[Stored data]
================================

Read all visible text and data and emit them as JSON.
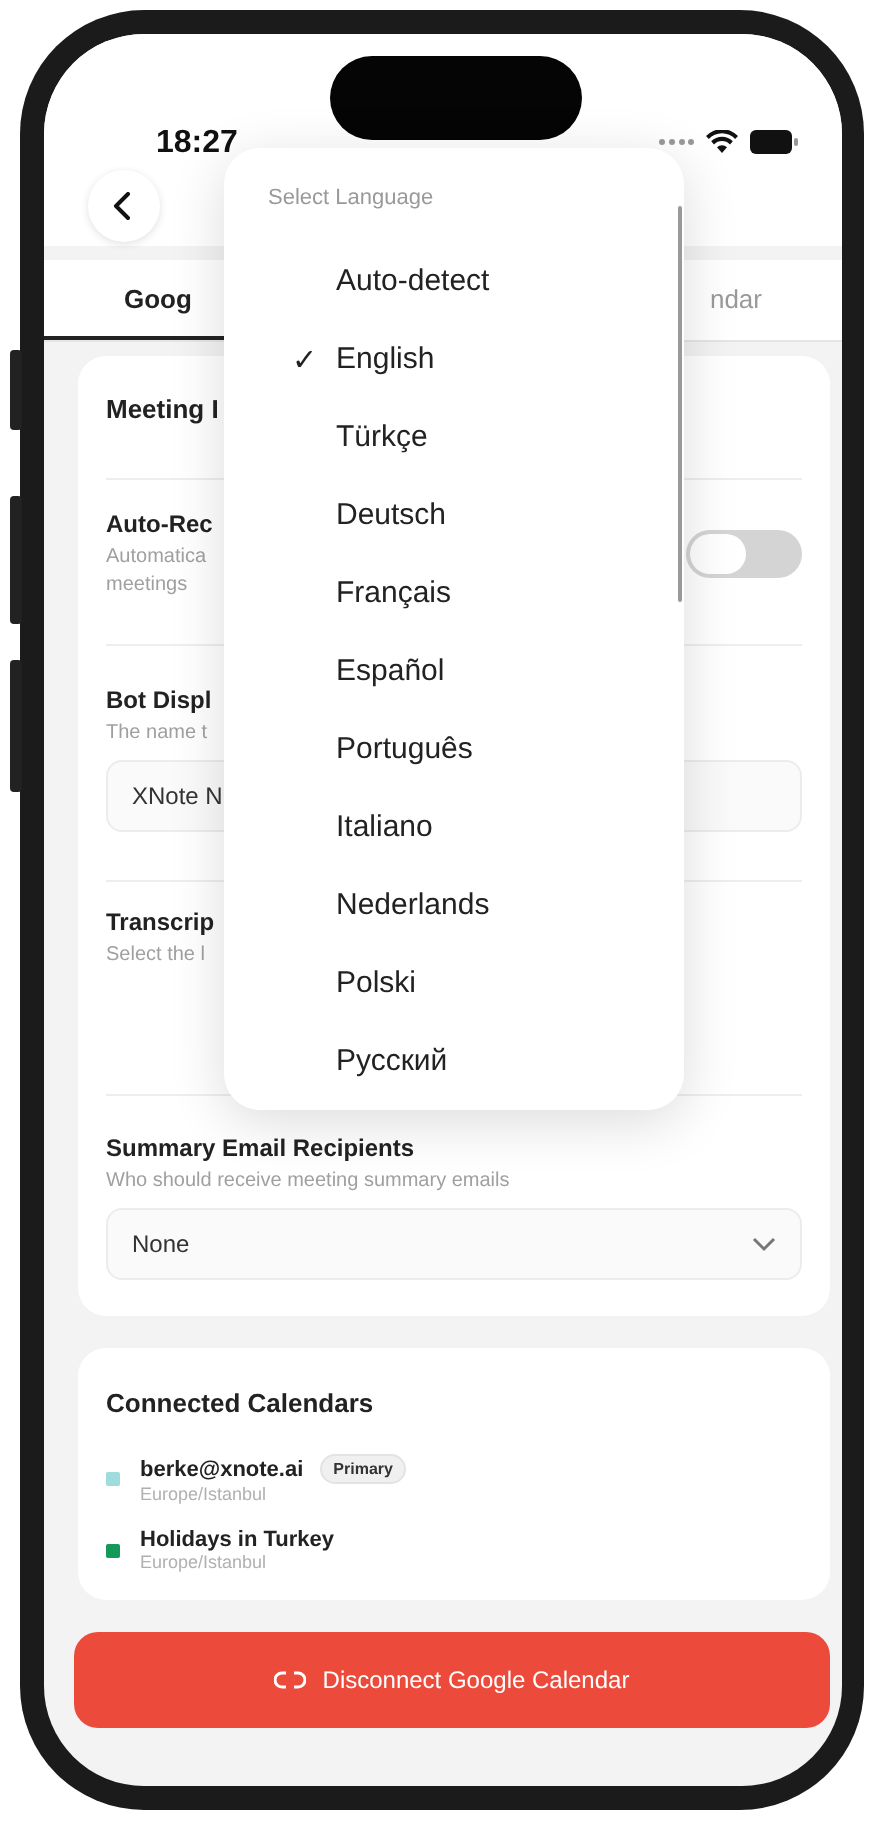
{
  "status_bar": {
    "time": "18:27"
  },
  "tabs": [
    {
      "label": "Goog",
      "selected": true
    },
    {
      "label": "ndar",
      "selected": false
    }
  ],
  "settings_card": {
    "title": "Meeting I",
    "auto_record": {
      "label": "Auto-Rec",
      "description_lines": [
        "Automatica",
        "meetings"
      ],
      "on": false
    },
    "bot_name": {
      "label": "Bot Displ",
      "description": "The name t",
      "value": "XNote N"
    },
    "transcription": {
      "label": "Transcrip",
      "description": "Select the l"
    },
    "summary": {
      "label": "Summary Email Recipients",
      "description": "Who should receive meeting summary emails",
      "value": "None"
    }
  },
  "calendars": {
    "title": "Connected Calendars",
    "items": [
      {
        "name": "berke@xnote.ai",
        "badge": "Primary",
        "timezone": "Europe/Istanbul",
        "color": "#9fdcdc"
      },
      {
        "name": "Holidays in Turkey",
        "timezone": "Europe/Istanbul",
        "color": "#14995a"
      }
    ]
  },
  "disconnect_button": {
    "label": "Disconnect Google Calendar"
  },
  "language_menu": {
    "title": "Select Language",
    "check": "✓",
    "options": [
      {
        "label": "Auto-detect",
        "selected": false
      },
      {
        "label": "English",
        "selected": true
      },
      {
        "label": "Türkçe",
        "selected": false
      },
      {
        "label": "Deutsch",
        "selected": false
      },
      {
        "label": "Français",
        "selected": false
      },
      {
        "label": "Español",
        "selected": false
      },
      {
        "label": "Português",
        "selected": false
      },
      {
        "label": "Italiano",
        "selected": false
      },
      {
        "label": "Nederlands",
        "selected": false
      },
      {
        "label": "Polski",
        "selected": false
      },
      {
        "label": "Русский",
        "selected": false
      }
    ]
  }
}
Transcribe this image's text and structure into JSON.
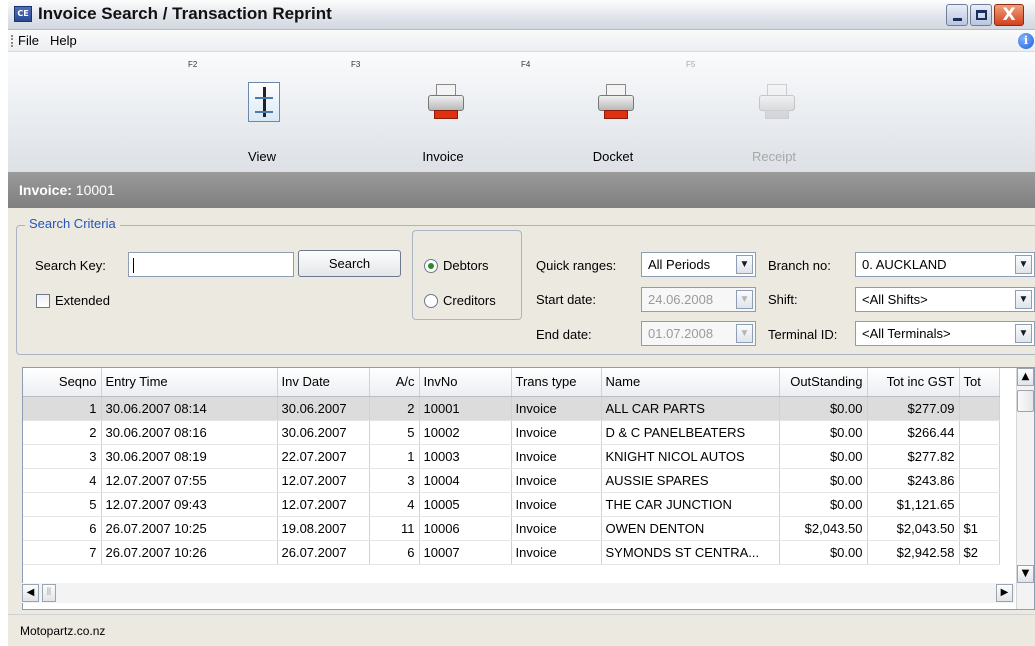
{
  "window": {
    "title": "Invoice Search / Transaction Reprint",
    "app_icon_text": "CE",
    "close_glyph": "X"
  },
  "menu": {
    "items": [
      "File",
      "Help"
    ],
    "info_icon": "info-icon"
  },
  "toolbar": {
    "tools": [
      {
        "key": "F2",
        "label": "View",
        "icon": "document-icon",
        "enabled": true
      },
      {
        "key": "F3",
        "label": "Invoice",
        "icon": "printer-icon",
        "enabled": true
      },
      {
        "key": "F4",
        "label": "Docket",
        "icon": "printer-icon",
        "enabled": true
      },
      {
        "key": "F5",
        "label": "Receipt",
        "icon": "printer-icon",
        "enabled": false
      }
    ]
  },
  "invoice_band": {
    "label": "Invoice:",
    "value": "10001"
  },
  "search": {
    "group_title": "Search Criteria",
    "key_label": "Search Key:",
    "key_value": "",
    "search_button": "Search",
    "extended_label": "Extended",
    "extended_checked": false,
    "account_type": {
      "options": [
        "Debtors",
        "Creditors"
      ],
      "selected": "Debtors"
    },
    "quick_ranges_label": "Quick ranges:",
    "quick_ranges_value": "All Periods",
    "start_date_label": "Start date:",
    "start_date_value": "24.06.2008",
    "end_date_label": "End date:",
    "end_date_value": "01.07.2008",
    "branch_label": "Branch no:",
    "branch_value": "0. AUCKLAND",
    "shift_label": "Shift:",
    "shift_value": "<All Shifts>",
    "terminal_label": "Terminal ID:",
    "terminal_value": "<All Terminals>"
  },
  "grid": {
    "columns": [
      "Seqno",
      "Entry Time",
      "Inv Date",
      "A/c",
      "InvNo",
      "Trans type",
      "Name",
      "OutStanding",
      "Tot inc GST",
      "Tot"
    ],
    "rows": [
      [
        "1",
        "30.06.2007 08:14",
        "30.06.2007",
        "2",
        "10001",
        "Invoice",
        "ALL CAR PARTS",
        "$0.00",
        "$277.09",
        ""
      ],
      [
        "2",
        "30.06.2007 08:16",
        "30.06.2007",
        "5",
        "10002",
        "Invoice",
        "D & C PANELBEATERS",
        "$0.00",
        "$266.44",
        ""
      ],
      [
        "3",
        "30.06.2007 08:19",
        "22.07.2007",
        "1",
        "10003",
        "Invoice",
        "KNIGHT NICOL AUTOS",
        "$0.00",
        "$277.82",
        ""
      ],
      [
        "4",
        "12.07.2007 07:55",
        "12.07.2007",
        "3",
        "10004",
        "Invoice",
        "AUSSIE SPARES",
        "$0.00",
        "$243.86",
        ""
      ],
      [
        "5",
        "12.07.2007 09:43",
        "12.07.2007",
        "4",
        "10005",
        "Invoice",
        "THE CAR JUNCTION",
        "$0.00",
        "$1,121.65",
        ""
      ],
      [
        "6",
        "26.07.2007 10:25",
        "19.08.2007",
        "11",
        "10006",
        "Invoice",
        "OWEN DENTON",
        "$2,043.50",
        "$2,043.50",
        "$1"
      ],
      [
        "7",
        "26.07.2007 10:26",
        "26.07.2007",
        "6",
        "10007",
        "Invoice",
        "SYMONDS ST CENTRA...",
        "$0.00",
        "$2,942.58",
        "$2"
      ]
    ],
    "selected_row": 0
  },
  "status": {
    "text": "Motopartz.co.nz"
  }
}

================================

* **STATED GOAL**: Repeat the listing verbatim. Skip the pictures.

* **REPLY TO THE EXERCISE**:
Read all visible text and data and emit them as JSON.
{
  "status_bar": {
    "time": "18:27"
  },
  "tabs": [
    {
      "label": "Goog",
      "selected": true
    },
    {
      "label": "ndar",
      "selected": false
    }
  ],
  "settings_card": {
    "title": "Meeting I",
    "auto_record": {
      "label": "Auto-Rec",
      "description_lines": [
        "Automatica",
        "meetings"
      ],
      "on": false
    },
    "bot_name": {
      "label": "Bot Displ",
      "description": "The name t",
      "value": "XNote N"
    },
    "transcription": {
      "label": "Transcrip",
      "description": "Select the l"
    },
    "summary": {
      "label": "Summary Email Recipients",
      "description": "Who should receive meeting summary emails",
      "value": "None"
    }
  },
  "calendars": {
    "title": "Connected Calendars",
    "items": [
      {
        "name": "berke@xnote.ai",
        "badge": "Primary",
        "timezone": "Europe/Istanbul",
        "color": "#9fdcdc"
      },
      {
        "name": "Holidays in Turkey",
        "timezone": "Europe/Istanbul",
        "color": "#14995a"
      }
    ]
  },
  "disconnect_button": {
    "label": "Disconnect Google Calendar"
  },
  "language_menu": {
    "title": "Select Language",
    "check": "✓",
    "options": [
      {
        "label": "Auto-detect",
        "selected": false
      },
      {
        "label": "English",
        "selected": true
      },
      {
        "label": "Türkçe",
        "selected": false
      },
      {
        "label": "Deutsch",
        "selected": false
      },
      {
        "label": "Français",
        "selected": false
      },
      {
        "label": "Español",
        "selected": false
      },
      {
        "label": "Português",
        "selected": false
      },
      {
        "label": "Italiano",
        "selected": false
      },
      {
        "label": "Nederlands",
        "selected": false
      },
      {
        "label": "Polski",
        "selected": false
      },
      {
        "label": "Русский",
        "selected": false
      }
    ]
  }
}
Transcribe this image's text and structure into JSON.
{
  "window": {
    "title": "Invoice Search / Transaction Reprint",
    "app_icon_text": "CE",
    "close_glyph": "X"
  },
  "menu": {
    "items": [
      "File",
      "Help"
    ],
    "info_icon": "info-icon"
  },
  "toolbar": {
    "tools": [
      {
        "key": "F2",
        "label": "View",
        "icon": "document-icon",
        "enabled": true
      },
      {
        "key": "F3",
        "label": "Invoice",
        "icon": "printer-icon",
        "enabled": true
      },
      {
        "key": "F4",
        "label": "Docket",
        "icon": "printer-icon",
        "enabled": true
      },
      {
        "key": "F5",
        "label": "Receipt",
        "icon": "printer-icon",
        "enabled": false
      }
    ]
  },
  "invoice_band": {
    "label": "Invoice:",
    "value": "10001"
  },
  "search": {
    "group_title": "Search Criteria",
    "key_label": "Search Key:",
    "key_value": "",
    "search_button": "Search",
    "extended_label": "Extended",
    "extended_checked": false,
    "account_type": {
      "options": [
        "Debtors",
        "Creditors"
      ],
      "selected": "Debtors"
    },
    "quick_ranges_label": "Quick ranges:",
    "quick_ranges_value": "All Periods",
    "start_date_label": "Start date:",
    "start_date_value": "24.06.2008",
    "end_date_label": "End date:",
    "end_date_value": "01.07.2008",
    "branch_label": "Branch no:",
    "branch_value": "0. AUCKLAND",
    "shift_label": "Shift:",
    "shift_value": "<All Shifts>",
    "terminal_label": "Terminal ID:",
    "terminal_value": "<All Terminals>"
  },
  "grid": {
    "columns": [
      "Seqno",
      "Entry Time",
      "Inv Date",
      "A/c",
      "InvNo",
      "Trans type",
      "Name",
      "OutStanding",
      "Tot inc GST",
      "Tot"
    ],
    "rows": [
      [
        "1",
        "30.06.2007 08:14",
        "30.06.2007",
        "2",
        "10001",
        "Invoice",
        "ALL CAR PARTS",
        "$0.00",
        "$277.09",
        ""
      ],
      [
        "2",
        "30.06.2007 08:16",
        "30.06.2007",
        "5",
        "10002",
        "Invoice",
        "D & C PANELBEATERS",
        "$0.00",
        "$266.44",
        ""
      ],
      [
        "3",
        "30.06.2007 08:19",
        "22.07.2007",
        "1",
        "10003",
        "Invoice",
        "KNIGHT NICOL AUTOS",
        "$0.00",
        "$277.82",
        ""
      ],
      [
        "4",
        "12.07.2007 07:55",
        "12.07.2007",
        "3",
        "10004",
        "Invoice",
        "AUSSIE SPARES",
        "$0.00",
        "$243.86",
        ""
      ],
      [
        "5",
        "12.07.2007 09:43",
        "12.07.2007",
        "4",
        "10005",
        "Invoice",
        "THE CAR JUNCTION",
        "$0.00",
        "$1,121.65",
        ""
      ],
      [
        "6",
        "26.07.2007 10:25",
        "19.08.2007",
        "11",
        "10006",
        "Invoice",
        "OWEN DENTON",
        "$2,043.50",
        "$2,043.50",
        "$1"
      ],
      [
        "7",
        "26.07.2007 10:26",
        "26.07.2007",
        "6",
        "10007",
        "Invoice",
        "SYMONDS ST CENTRA...",
        "$0.00",
        "$2,942.58",
        "$2"
      ]
    ],
    "selected_row": 0
  },
  "status": {
    "text": "Motopartz.co.nz"
  }
}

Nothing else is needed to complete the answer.